SHORT TASK. Type out the records that follow, exactly as given.

◇ ◇ ◇

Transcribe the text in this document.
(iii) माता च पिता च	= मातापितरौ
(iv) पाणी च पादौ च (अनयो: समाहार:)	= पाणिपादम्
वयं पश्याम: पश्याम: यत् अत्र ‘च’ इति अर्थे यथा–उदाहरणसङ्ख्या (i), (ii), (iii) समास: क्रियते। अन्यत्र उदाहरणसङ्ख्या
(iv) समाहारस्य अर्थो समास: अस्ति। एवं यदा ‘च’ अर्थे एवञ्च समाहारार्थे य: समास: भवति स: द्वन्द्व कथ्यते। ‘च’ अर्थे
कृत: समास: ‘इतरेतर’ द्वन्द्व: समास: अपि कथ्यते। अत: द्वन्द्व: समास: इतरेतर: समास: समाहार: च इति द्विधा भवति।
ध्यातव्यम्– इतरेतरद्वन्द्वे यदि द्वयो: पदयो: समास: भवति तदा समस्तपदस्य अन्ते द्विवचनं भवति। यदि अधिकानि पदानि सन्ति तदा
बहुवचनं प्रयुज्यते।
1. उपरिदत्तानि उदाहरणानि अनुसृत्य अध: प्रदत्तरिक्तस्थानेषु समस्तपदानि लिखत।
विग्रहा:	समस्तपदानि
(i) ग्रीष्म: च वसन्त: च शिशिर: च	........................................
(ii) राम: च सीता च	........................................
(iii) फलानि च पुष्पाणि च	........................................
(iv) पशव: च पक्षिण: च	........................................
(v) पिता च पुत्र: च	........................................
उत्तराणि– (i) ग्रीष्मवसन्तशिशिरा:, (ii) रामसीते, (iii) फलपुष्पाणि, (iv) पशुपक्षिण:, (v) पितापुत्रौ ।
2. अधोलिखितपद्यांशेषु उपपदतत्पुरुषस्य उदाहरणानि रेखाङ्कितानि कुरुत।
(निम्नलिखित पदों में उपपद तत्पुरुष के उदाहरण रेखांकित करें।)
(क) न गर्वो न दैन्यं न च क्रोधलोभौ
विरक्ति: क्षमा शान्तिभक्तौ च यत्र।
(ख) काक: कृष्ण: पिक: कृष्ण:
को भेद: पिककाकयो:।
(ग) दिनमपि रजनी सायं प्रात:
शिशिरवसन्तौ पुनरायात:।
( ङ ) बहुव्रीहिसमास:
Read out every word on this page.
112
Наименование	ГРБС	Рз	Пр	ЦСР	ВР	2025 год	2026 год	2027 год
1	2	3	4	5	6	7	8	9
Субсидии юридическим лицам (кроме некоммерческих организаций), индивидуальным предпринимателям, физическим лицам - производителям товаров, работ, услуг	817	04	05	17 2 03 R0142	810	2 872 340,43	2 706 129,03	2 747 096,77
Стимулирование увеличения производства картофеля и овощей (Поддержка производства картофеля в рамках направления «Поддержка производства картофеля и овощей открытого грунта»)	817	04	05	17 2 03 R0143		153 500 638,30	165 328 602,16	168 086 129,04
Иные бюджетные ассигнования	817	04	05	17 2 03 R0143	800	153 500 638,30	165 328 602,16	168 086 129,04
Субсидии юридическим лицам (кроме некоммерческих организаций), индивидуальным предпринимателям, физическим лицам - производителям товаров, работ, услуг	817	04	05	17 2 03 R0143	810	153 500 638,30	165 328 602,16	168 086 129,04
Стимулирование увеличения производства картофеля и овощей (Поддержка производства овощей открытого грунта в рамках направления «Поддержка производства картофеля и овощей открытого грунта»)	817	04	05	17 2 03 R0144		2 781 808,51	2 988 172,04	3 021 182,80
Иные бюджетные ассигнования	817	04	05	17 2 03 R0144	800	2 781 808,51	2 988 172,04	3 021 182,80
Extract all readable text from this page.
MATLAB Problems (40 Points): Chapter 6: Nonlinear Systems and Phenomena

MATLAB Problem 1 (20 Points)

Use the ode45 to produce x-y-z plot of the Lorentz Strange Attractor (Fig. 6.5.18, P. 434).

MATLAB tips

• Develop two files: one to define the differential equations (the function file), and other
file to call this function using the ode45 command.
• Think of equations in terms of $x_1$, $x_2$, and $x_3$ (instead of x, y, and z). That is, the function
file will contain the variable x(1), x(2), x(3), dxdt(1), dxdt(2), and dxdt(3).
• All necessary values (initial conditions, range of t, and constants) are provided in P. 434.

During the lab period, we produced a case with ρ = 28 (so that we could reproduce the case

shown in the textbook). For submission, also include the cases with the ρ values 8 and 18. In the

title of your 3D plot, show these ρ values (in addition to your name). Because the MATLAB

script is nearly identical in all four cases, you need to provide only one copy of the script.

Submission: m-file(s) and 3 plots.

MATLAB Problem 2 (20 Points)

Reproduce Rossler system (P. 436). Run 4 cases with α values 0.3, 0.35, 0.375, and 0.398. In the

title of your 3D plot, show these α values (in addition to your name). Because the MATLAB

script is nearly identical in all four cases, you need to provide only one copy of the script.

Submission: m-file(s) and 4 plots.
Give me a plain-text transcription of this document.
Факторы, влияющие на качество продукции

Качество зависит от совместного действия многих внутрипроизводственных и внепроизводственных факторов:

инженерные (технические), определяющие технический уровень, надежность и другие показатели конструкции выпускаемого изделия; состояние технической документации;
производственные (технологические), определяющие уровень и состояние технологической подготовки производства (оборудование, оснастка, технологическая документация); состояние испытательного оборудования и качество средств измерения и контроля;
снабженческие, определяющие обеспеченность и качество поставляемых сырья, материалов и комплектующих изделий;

◇ ◇ ◇

PROBLEM SOLUTION.
Transcribe the text in this document.
(iii) माता च पिता च	= मातापितरौ
(iv) पाणी च पादौ च (अनयो: समाहार:)	= पाणिपादम्
वयं पश्याम: पश्याम: यत् अत्र ‘च’ इति अर्थे यथा–उदाहरणसङ्ख्या (i), (ii), (iii) समास: क्रियते। अन्यत्र उदाहरणसङ्ख्या
(iv) समाहारस्य अर्थो समास: अस्ति। एवं यदा ‘च’ अर्थे एवञ्च समाहारार्थे य: समास: भवति स: द्वन्द्व कथ्यते। ‘च’ अर्थे
कृत: समास: ‘इतरेतर’ द्वन्द्व: समास: अपि कथ्यते। अत: द्वन्द्व: समास: इतरेतर: समास: समाहार: च इति द्विधा भवति।
ध्यातव्यम्– इतरेतरद्वन्द्वे यदि द्वयो: पदयो: समास: भवति तदा समस्तपदस्य अन्ते द्विवचनं भवति। यदि अधिकानि पदानि सन्ति तदा
बहुवचनं प्रयुज्यते।
1. उपरिदत्तानि उदाहरणानि अनुसृत्य अध: प्रदत्तरिक्तस्थानेषु समस्तपदानि लिखत।
विग्रहा:	समस्तपदानि
(i) ग्रीष्म: च वसन्त: च शिशिर: च	........................................
(ii) राम: च सीता च	........................................
(iii) फलानि च पुष्पाणि च	........................................
(iv) पशव: च पक्षिण: च	........................................
(v) पिता च पुत्र: च	........................................
उत्तराणि– (i) ग्रीष्मवसन्तशिशिरा:, (ii) रामसीते, (iii) फलपुष्पाणि, (iv) पशुपक्षिण:, (v) पितापुत्रौ ।
2. अधोलिखितपद्यांशेषु उपपदतत्पुरुषस्य उदाहरणानि रेखाङ्कितानि कुरुत।
(निम्नलिखित पदों में उपपद तत्पुरुष के उदाहरण रेखांकित करें।)
(क) न गर्वो न दैन्यं न च क्रोधलोभौ
विरक्ति: क्षमा शान्तिभक्तौ च यत्र।
(ख) काक: कृष्ण: पिक: कृष्ण:
को भेद: पिककाकयो:।
(ग) दिनमपि रजनी सायं प्रात:
शिशिरवसन्तौ पुनरायात:।
( ङ ) बहुव्रीहिसमास:
Read out every word on this page.
112
Наименование	ГРБС	Рз	Пр	ЦСР	ВР	2025 год	2026 год	2027 год
1	2	3	4	5	6	7	8	9
Субсидии юридическим лицам (кроме некоммерческих организаций), индивидуальным предпринимателям, физическим лицам - производителям товаров, работ, услуг	817	04	05	17 2 03 R0142	810	2 872 340,43	2 706 129,03	2 747 096,77
Стимулирование увеличения производства картофеля и овощей (Поддержка производства картофеля в рамках направления «Поддержка производства картофеля и овощей открытого грунта»)	817	04	05	17 2 03 R0143		153 500 638,30	165 328 602,16	168 086 129,04
Иные бюджетные ассигнования	817	04	05	17 2 03 R0143	800	153 500 638,30	165 328 602,16	168 086 129,04
Субсидии юридическим лицам (кроме некоммерческих организаций), индивидуальным предпринимателям, физическим лицам - производителям товаров, работ, услуг	817	04	05	17 2 03 R0143	810	153 500 638,30	165 328 602,16	168 086 129,04
Стимулирование увеличения производства картофеля и овощей (Поддержка производства овощей открытого грунта в рамках направления «Поддержка производства картофеля и овощей открытого грунта»)	817	04	05	17 2 03 R0144		2 781 808,51	2 988 172,04	3 021 182,80
Иные бюджетные ассигнования	817	04	05	17 2 03 R0144	800	2 781 808,51	2 988 172,04	3 021 182,80
Extract all readable text from this page.
MATLAB Problems (40 Points): Chapter 6: Nonlinear Systems and Phenomena

MATLAB Problem 1 (20 Points)

Use the ode45 to produce x-y-z plot of the Lorentz Strange Attractor (Fig. 6.5.18, P. 434).

MATLAB tips

• Develop two files: one to define the differential equations (the function file), and other
file to call this function using the ode45 command.
• Think of equations in terms of $x_1$, $x_2$, and $x_3$ (instead of x, y, and z). That is, the function
file will contain the variable x(1), x(2), x(3), dxdt(1), dxdt(2), and dxdt(3).
• All necessary values (initial conditions, range of t, and constants) are provided in P. 434.

During the lab period, we produced a case with ρ = 28 (so that we could reproduce the case

shown in the textbook). For submission, also include the cases with the ρ values 8 and 18. In the

title of your 3D plot, show these ρ values (in addition to your name). Because the MATLAB

script is nearly identical in all four cases, you need to provide only one copy of the script.

Submission: m-file(s) and 3 plots.

MATLAB Problem 2 (20 Points)

Reproduce Rossler system (P. 436). Run 4 cases with α values 0.3, 0.35, 0.375, and 0.398. In the

title of your 3D plot, show these α values (in addition to your name). Because the MATLAB

script is nearly identical in all four cases, you need to provide only one copy of the script.

Submission: m-file(s) and 4 plots.
Give me a plain-text transcription of this document.
Факторы, влияющие на качество продукции

Качество зависит от совместного действия многих внутрипроизводственных и внепроизводственных факторов:

инженерные (технические), определяющие технический уровень, надежность и другие показатели конструкции выпускаемого изделия; состояние технической документации;
производственные (технологические), определяющие уровень и состояние технологической подготовки производства (оборудование, оснастка, технологическая документация); состояние испытательного оборудования и качество средств измерения и контроля;
снабженческие, определяющие обеспеченность и качество поставляемых сырья, материалов и комплектующих изделий;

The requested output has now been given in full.